_RECORD LIST_
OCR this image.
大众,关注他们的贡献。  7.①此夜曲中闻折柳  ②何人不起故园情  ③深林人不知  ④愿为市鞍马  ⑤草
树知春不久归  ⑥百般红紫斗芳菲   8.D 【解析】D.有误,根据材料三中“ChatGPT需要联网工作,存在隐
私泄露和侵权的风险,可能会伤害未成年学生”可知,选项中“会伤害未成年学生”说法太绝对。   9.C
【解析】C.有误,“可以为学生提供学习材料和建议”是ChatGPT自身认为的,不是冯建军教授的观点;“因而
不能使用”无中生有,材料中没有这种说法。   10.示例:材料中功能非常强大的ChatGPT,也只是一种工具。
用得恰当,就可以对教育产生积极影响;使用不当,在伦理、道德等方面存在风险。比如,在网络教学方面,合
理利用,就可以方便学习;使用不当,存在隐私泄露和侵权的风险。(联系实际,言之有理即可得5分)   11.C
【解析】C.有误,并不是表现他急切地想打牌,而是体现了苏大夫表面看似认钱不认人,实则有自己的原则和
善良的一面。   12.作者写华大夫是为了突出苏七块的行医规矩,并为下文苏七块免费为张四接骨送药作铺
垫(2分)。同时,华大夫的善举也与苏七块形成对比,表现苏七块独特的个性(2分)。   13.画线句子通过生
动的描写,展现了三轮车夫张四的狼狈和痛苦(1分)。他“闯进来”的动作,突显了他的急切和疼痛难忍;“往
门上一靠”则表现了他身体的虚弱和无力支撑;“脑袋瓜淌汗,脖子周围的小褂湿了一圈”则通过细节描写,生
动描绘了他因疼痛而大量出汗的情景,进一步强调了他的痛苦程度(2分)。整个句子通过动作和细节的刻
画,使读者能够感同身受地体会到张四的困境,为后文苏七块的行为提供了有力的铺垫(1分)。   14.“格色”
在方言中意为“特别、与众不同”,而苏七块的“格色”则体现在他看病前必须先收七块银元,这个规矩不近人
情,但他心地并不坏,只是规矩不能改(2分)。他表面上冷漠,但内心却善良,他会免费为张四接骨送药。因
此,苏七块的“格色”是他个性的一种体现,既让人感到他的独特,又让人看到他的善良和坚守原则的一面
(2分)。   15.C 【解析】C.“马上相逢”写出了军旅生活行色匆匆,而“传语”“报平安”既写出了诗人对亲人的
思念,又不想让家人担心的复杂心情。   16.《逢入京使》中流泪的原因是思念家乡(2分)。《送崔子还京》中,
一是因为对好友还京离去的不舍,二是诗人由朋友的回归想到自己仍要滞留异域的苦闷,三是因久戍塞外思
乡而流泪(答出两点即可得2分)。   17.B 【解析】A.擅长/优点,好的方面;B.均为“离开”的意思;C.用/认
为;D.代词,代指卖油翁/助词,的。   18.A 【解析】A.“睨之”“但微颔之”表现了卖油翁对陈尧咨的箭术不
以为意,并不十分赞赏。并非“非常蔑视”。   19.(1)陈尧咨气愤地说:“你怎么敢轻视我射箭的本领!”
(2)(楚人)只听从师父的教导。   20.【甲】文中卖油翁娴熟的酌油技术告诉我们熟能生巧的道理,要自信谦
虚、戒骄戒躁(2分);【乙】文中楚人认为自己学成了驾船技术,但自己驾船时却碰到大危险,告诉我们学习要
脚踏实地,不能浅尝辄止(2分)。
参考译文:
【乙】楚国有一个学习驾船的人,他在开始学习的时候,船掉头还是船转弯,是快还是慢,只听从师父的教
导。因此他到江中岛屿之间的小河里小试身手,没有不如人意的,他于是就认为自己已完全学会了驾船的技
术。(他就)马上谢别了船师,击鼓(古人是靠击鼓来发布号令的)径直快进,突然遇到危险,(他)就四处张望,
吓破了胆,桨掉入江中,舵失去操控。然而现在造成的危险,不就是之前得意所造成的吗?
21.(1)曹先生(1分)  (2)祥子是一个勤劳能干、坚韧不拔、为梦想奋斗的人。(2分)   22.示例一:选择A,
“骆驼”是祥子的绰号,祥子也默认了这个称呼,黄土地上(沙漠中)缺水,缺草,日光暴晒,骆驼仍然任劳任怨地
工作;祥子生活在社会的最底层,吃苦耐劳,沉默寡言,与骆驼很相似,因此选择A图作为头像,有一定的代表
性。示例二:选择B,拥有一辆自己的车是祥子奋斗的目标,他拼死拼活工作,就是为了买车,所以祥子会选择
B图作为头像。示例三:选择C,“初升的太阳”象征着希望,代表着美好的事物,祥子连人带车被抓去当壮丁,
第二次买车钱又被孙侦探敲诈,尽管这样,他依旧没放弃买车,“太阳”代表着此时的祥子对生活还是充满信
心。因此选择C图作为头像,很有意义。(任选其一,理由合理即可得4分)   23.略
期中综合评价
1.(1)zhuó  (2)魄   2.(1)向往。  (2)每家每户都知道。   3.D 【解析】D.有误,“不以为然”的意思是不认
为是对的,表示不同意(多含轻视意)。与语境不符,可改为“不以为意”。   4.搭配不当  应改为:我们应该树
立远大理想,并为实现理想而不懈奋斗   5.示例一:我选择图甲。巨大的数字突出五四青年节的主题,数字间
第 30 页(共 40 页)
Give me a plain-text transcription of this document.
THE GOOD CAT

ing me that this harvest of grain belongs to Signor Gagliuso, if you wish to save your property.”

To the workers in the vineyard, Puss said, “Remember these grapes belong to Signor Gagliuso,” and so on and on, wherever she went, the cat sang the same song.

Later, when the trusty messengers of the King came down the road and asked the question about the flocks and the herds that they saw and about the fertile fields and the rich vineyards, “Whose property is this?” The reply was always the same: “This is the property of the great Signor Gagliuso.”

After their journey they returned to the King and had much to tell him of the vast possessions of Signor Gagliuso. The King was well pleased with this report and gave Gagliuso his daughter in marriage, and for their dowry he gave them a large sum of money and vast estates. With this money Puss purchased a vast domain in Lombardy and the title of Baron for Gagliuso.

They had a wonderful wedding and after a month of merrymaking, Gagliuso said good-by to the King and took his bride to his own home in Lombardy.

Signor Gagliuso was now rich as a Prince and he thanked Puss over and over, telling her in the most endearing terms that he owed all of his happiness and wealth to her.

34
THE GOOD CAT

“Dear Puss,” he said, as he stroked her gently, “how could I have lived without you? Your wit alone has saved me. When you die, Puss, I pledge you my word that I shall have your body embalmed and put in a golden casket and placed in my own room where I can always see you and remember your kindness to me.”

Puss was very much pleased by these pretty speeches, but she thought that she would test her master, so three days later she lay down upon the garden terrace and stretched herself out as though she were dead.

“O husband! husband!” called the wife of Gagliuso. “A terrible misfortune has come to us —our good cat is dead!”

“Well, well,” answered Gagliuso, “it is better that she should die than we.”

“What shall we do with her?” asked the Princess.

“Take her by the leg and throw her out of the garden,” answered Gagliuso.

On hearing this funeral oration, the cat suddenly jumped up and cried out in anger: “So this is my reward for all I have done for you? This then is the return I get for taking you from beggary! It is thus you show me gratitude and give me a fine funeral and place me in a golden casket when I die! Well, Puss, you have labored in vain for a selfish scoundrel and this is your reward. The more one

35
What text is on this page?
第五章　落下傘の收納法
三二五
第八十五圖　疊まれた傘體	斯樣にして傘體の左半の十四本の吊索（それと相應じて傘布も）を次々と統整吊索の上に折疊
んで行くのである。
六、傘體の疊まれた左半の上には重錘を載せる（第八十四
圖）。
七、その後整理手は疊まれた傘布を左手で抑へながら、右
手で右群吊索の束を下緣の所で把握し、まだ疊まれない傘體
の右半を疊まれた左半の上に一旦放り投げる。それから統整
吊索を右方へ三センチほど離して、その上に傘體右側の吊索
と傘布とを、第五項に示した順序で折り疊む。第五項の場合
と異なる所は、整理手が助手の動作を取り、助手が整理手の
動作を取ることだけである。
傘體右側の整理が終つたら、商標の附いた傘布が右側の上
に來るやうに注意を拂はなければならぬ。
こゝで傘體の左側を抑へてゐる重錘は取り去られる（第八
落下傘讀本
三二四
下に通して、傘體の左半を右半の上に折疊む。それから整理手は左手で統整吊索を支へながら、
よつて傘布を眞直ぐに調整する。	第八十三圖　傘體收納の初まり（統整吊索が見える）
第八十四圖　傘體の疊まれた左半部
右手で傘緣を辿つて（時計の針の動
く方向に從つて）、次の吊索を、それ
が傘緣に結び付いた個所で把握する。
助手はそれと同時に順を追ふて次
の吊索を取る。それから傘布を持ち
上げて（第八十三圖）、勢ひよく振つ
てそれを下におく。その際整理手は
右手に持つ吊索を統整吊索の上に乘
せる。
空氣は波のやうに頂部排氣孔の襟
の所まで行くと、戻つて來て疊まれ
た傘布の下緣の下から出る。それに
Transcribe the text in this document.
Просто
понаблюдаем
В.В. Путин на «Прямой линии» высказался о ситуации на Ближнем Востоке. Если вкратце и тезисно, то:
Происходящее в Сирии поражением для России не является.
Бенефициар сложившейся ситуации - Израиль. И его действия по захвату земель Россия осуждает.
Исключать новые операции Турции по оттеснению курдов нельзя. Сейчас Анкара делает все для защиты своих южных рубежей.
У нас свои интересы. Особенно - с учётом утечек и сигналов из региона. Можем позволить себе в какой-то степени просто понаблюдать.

_THE REQUEST_
Copy out every line of the data that includes the word "your".

_FINAL ANSWER_
ing me that this harvest of grain belongs to Signor Gagliuso, if you wish to save your property.”
“Dear Puss,” he said, as he stroked her gently, “how could I have lived without you? Your wit alone has saved me. When you die, Puss, I pledge you my word that I shall have your body embalmed and put in a golden casket and placed in my own room where I can always see you and remember your kindness to me.”
On hearing this funeral oration, the cat suddenly jumped up and cried out in anger: “So this is my reward for all I have done for you? This then is the return I get for taking you from beggary! It is thus you show me gratitude and give me a fine funeral and place me in a golden casket when I die! Well, Puss, you have labored in vain for a selfish scoundrel and this is your reward. The more one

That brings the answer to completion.